The task: Where the word "These" occurs in a line, return that line.

Material to process:
────────────────────
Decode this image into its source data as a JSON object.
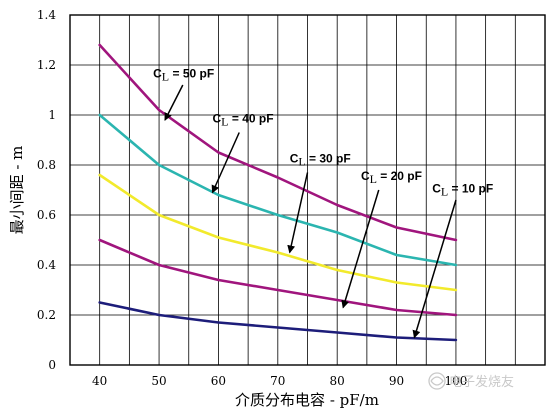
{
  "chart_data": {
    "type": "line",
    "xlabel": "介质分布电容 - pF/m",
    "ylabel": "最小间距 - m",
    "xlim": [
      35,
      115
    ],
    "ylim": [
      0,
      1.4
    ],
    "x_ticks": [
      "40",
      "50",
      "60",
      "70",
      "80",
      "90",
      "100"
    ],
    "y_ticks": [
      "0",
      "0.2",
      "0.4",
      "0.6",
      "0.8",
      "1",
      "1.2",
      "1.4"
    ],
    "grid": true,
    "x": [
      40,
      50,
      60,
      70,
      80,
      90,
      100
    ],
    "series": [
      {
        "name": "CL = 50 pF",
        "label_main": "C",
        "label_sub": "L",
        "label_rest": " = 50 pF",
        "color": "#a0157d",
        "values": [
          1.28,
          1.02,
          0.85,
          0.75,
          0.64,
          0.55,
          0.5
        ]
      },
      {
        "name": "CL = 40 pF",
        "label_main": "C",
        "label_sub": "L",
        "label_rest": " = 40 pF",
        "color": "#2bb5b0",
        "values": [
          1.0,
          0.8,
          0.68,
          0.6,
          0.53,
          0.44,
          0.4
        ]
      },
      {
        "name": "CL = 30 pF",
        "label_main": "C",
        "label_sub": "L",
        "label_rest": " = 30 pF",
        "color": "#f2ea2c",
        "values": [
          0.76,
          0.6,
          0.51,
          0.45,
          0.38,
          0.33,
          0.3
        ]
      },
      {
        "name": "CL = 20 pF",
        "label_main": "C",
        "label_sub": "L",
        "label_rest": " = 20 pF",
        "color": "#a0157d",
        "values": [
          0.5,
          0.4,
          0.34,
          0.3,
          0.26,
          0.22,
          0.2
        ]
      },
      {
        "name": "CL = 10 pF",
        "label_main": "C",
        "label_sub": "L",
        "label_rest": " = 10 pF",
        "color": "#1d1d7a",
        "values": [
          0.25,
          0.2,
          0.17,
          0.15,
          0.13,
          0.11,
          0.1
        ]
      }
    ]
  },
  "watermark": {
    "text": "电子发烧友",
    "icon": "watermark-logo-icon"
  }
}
────────────────────
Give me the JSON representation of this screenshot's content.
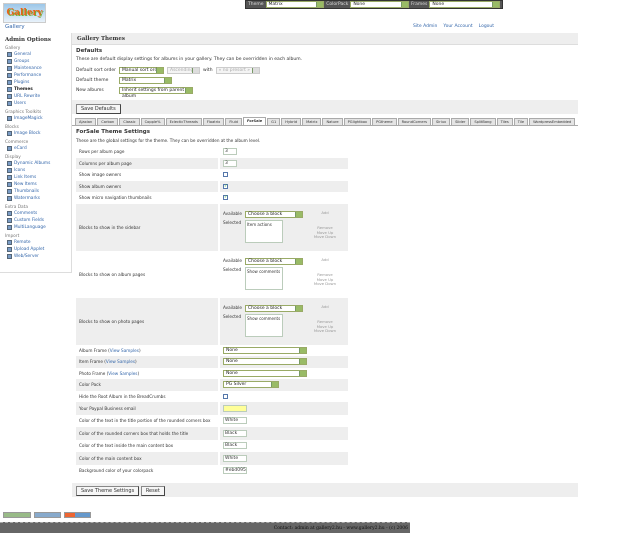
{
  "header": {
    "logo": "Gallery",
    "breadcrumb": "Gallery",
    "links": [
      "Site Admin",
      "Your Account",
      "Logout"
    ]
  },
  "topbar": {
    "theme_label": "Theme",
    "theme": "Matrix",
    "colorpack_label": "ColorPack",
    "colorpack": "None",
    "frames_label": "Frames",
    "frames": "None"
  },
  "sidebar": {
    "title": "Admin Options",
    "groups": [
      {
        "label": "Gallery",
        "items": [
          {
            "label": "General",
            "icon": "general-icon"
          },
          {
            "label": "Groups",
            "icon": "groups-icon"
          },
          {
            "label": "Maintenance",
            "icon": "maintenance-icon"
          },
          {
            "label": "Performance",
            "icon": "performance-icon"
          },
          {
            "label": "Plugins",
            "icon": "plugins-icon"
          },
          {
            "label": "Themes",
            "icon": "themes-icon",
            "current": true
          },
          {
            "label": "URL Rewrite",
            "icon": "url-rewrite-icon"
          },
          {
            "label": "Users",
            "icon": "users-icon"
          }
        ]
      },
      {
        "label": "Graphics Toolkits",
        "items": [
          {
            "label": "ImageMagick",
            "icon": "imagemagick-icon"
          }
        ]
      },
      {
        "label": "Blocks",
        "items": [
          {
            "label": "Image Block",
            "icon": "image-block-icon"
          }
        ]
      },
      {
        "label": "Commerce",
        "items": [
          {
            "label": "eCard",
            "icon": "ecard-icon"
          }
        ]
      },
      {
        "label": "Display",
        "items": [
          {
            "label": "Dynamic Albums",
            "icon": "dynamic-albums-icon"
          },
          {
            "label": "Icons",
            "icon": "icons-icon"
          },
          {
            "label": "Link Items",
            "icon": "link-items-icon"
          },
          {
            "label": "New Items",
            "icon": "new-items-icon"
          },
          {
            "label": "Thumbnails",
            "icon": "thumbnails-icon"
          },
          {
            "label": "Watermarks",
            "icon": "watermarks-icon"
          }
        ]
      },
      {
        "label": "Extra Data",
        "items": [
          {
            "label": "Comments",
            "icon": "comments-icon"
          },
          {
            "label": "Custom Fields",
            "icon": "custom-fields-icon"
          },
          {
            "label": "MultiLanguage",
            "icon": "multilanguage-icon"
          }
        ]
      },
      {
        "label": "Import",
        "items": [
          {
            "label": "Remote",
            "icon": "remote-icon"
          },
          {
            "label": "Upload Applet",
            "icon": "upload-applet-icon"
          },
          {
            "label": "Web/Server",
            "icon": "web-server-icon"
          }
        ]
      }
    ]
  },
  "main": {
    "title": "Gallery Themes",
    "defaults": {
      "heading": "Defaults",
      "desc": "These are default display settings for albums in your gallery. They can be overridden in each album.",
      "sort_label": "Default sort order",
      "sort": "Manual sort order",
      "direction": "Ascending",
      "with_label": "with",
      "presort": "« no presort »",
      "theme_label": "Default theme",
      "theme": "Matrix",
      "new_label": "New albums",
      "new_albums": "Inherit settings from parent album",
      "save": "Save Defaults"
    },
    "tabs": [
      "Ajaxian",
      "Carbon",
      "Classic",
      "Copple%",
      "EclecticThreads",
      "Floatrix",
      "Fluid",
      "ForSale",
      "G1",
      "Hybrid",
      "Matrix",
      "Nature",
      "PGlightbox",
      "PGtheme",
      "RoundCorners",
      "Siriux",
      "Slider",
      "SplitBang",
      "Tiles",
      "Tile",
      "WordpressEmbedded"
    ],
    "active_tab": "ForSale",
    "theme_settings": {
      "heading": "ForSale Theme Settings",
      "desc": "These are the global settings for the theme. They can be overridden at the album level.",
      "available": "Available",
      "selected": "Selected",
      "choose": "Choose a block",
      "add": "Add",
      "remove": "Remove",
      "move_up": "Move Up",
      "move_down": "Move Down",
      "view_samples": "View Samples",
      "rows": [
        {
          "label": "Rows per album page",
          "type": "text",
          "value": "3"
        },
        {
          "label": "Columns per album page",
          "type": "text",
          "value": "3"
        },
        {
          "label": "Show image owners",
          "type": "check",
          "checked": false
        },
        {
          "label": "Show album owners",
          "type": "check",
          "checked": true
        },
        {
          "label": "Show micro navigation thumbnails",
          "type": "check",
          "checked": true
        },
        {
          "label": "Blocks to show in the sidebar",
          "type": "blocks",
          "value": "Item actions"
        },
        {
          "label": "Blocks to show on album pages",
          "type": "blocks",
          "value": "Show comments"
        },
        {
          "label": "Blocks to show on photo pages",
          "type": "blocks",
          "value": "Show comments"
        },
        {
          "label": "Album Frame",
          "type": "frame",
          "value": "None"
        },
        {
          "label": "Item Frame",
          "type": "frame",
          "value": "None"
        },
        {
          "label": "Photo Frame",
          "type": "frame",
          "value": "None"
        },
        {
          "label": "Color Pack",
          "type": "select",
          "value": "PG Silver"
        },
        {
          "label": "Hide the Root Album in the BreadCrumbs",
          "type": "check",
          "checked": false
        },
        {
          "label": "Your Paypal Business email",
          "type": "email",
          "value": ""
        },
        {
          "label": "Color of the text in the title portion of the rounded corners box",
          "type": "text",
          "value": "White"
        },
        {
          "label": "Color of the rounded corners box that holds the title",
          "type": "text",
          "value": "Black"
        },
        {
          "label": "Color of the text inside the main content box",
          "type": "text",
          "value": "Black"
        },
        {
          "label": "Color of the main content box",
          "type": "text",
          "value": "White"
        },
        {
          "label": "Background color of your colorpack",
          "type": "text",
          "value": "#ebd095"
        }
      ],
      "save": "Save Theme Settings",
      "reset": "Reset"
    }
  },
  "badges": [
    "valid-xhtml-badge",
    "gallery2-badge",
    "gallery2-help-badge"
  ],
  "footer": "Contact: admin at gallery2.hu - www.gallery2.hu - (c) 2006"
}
────────────────────
Response to this task:
      "desc": "These are default display settings for albums in your gallery. They can be overridden in each album.",
      "desc": "These are the global settings for the theme. They can be overridden at the album level.",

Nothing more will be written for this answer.